Description of the task
Print the records below exactly as they appear.

(begin)

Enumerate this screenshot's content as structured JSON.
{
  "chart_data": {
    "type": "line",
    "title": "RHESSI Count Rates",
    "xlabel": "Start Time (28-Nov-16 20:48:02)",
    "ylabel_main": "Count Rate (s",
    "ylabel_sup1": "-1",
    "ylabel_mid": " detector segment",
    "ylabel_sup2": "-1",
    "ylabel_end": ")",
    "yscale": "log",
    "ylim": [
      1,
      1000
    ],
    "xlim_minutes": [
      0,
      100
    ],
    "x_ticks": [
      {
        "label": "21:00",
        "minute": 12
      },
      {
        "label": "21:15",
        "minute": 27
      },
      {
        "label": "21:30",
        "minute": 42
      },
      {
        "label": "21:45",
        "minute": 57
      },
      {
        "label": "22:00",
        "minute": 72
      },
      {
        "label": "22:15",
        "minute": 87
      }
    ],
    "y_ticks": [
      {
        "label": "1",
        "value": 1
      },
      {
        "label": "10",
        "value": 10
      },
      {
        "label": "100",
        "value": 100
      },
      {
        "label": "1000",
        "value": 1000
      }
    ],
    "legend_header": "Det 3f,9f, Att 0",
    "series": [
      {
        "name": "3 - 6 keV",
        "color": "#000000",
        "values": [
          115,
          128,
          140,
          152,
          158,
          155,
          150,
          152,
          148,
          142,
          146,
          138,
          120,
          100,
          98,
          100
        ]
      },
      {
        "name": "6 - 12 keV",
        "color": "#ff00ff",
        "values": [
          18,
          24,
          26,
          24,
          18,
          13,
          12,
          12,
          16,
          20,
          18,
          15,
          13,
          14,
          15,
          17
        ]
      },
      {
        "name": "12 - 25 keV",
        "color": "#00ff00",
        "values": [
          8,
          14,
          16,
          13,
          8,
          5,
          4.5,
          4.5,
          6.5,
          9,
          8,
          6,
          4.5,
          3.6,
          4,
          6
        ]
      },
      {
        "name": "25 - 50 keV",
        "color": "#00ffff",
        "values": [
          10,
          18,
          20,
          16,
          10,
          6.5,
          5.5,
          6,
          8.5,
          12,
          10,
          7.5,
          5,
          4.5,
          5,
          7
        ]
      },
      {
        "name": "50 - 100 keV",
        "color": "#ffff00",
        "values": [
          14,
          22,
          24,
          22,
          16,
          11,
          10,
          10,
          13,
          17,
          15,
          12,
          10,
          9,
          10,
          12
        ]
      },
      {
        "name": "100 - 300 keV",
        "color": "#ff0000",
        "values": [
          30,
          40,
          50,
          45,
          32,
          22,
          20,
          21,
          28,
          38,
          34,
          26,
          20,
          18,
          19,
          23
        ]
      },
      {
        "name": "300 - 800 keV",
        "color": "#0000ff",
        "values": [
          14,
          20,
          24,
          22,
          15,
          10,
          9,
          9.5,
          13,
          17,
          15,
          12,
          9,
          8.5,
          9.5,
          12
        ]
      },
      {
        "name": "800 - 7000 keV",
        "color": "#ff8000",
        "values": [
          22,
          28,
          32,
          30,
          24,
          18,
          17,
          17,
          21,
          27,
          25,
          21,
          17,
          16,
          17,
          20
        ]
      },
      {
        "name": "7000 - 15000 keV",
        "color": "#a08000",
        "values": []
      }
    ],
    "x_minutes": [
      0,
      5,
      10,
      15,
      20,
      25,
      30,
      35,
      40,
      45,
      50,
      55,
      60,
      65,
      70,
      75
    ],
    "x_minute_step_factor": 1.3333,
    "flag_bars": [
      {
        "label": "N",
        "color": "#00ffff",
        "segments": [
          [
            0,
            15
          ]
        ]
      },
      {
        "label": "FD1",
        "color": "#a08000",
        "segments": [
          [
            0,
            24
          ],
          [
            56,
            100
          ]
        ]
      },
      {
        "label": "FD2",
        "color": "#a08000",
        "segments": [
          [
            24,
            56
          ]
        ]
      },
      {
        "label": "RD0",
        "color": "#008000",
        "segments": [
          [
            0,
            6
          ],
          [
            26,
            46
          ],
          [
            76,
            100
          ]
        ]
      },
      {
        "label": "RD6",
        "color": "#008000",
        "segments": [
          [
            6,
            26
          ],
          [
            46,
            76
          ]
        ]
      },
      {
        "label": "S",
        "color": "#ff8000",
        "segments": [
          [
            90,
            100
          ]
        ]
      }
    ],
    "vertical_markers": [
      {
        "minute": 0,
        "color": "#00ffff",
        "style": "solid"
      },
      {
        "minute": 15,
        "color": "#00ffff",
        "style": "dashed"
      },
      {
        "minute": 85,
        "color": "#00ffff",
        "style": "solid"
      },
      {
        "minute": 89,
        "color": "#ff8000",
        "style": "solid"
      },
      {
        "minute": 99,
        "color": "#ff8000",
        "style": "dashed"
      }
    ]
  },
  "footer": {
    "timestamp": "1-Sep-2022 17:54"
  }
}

(end)

Response below
Enumerate this screenshot's content as structured JSON.
{
  "chart_data": {
    "type": "line",
    "title": "RHESSI Count Rates",
    "xlabel": "Start Time (28-Nov-16 20:48:02)",
    "ylabel_main": "Count Rate (s",
    "ylabel_sup1": "-1",
    "ylabel_mid": " detector segment",
    "ylabel_sup2": "-1",
    "ylabel_end": ")",
    "yscale": "log",
    "ylim": [
      1,
      1000
    ],
    "xlim_minutes": [
      0,
      100
    ],
    "x_ticks": [
      {
        "label": "21:00",
        "minute": 12
      },
      {
        "label": "21:15",
        "minute": 27
      },
      {
        "label": "21:30",
        "minute": 42
      },
      {
        "label": "21:45",
        "minute": 57
      },
      {
        "label": "22:00",
        "minute": 72
      },
      {
        "label": "22:15",
        "minute": 87
      }
    ],
    "y_ticks": [
      {
        "label": "1",
        "value": 1
      },
      {
        "label": "10",
        "value": 10
      },
      {
        "label": "100",
        "value": 100
      },
      {
        "label": "1000",
        "value": 1000
      }
    ],
    "legend_header": "Det 3f,9f, Att 0",
    "series": [
      {
        "name": "3 - 6 keV",
        "color": "#000000",
        "values": [
          115,
          128,
          140,
          152,
          158,
          155,
          150,
          152,
          148,
          142,
          146,
          138,
          120,
          100,
          98,
          100
        ]
      },
      {
        "name": "6 - 12 keV",
        "color": "#ff00ff",
        "values": [
          18,
          24,
          26,
          24,
          18,
          13,
          12,
          12,
          16,
          20,
          18,
          15,
          13,
          14,
          15,
          17
        ]
      },
      {
        "name": "12 - 25 keV",
        "color": "#00ff00",
        "values": [
          8,
          14,
          16,
          13,
          8,
          5,
          4.5,
          4.5,
          6.5,
          9,
          8,
          6,
          4.5,
          3.6,
          4,
          6
        ]
      },
      {
        "name": "25 - 50 keV",
        "color": "#00ffff",
        "values": [
          10,
          18,
          20,
          16,
          10,
          6.5,
          5.5,
          6,
          8.5,
          12,
          10,
          7.5,
          5,
          4.5,
          5,
          7
        ]
      },
      {
        "name": "50 - 100 keV",
        "color": "#ffff00",
        "values": [
          14,
          22,
          24,
          22,
          16,
          11,
          10,
          10,
          13,
          17,
          15,
          12,
          10,
          9,
          10,
          12
        ]
      },
      {
        "name": "100 - 300 keV",
        "color": "#ff0000",
        "values": [
          30,
          40,
          50,
          45,
          32,
          22,
          20,
          21,
          28,
          38,
          34,
          26,
          20,
          18,
          19,
          23
        ]
      },
      {
        "name": "300 - 800 keV",
        "color": "#0000ff",
        "values": [
          14,
          20,
          24,
          22,
          15,
          10,
          9,
          9.5,
          13,
          17,
          15,
          12,
          9,
          8.5,
          9.5,
          12
        ]
      },
      {
        "name": "800 - 7000 keV",
        "color": "#ff8000",
        "values": [
          22,
          28,
          32,
          30,
          24,
          18,
          17,
          17,
          21,
          27,
          25,
          21,
          17,
          16,
          17,
          20
        ]
      },
      {
        "name": "7000 - 15000 keV",
        "color": "#a08000",
        "values": []
      }
    ],
    "x_minutes": [
      0,
      5,
      10,
      15,
      20,
      25,
      30,
      35,
      40,
      45,
      50,
      55,
      60,
      65,
      70,
      75
    ],
    "x_minute_step_factor": 1.3333,
    "flag_bars": [
      {
        "label": "N",
        "color": "#00ffff",
        "segments": [
          [
            0,
            15
          ]
        ]
      },
      {
        "label": "FD1",
        "color": "#a08000",
        "segments": [
          [
            0,
            24
          ],
          [
            56,
            100
          ]
        ]
      },
      {
        "label": "FD2",
        "color": "#a08000",
        "segments": [
          [
            24,
            56
          ]
        ]
      },
      {
        "label": "RD0",
        "color": "#008000",
        "segments": [
          [
            0,
            6
          ],
          [
            26,
            46
          ],
          [
            76,
            100
          ]
        ]
      },
      {
        "label": "RD6",
        "color": "#008000",
        "segments": [
          [
            6,
            26
          ],
          [
            46,
            76
          ]
        ]
      },
      {
        "label": "S",
        "color": "#ff8000",
        "segments": [
          [
            90,
            100
          ]
        ]
      }
    ],
    "vertical_markers": [
      {
        "minute": 0,
        "color": "#00ffff",
        "style": "solid"
      },
      {
        "minute": 15,
        "color": "#00ffff",
        "style": "dashed"
      },
      {
        "minute": 85,
        "color": "#00ffff",
        "style": "solid"
      },
      {
        "minute": 89,
        "color": "#ff8000",
        "style": "solid"
      },
      {
        "minute": 99,
        "color": "#ff8000",
        "style": "dashed"
      }
    ]
  },
  "footer": {
    "timestamp": "1-Sep-2022 17:54"
  }
}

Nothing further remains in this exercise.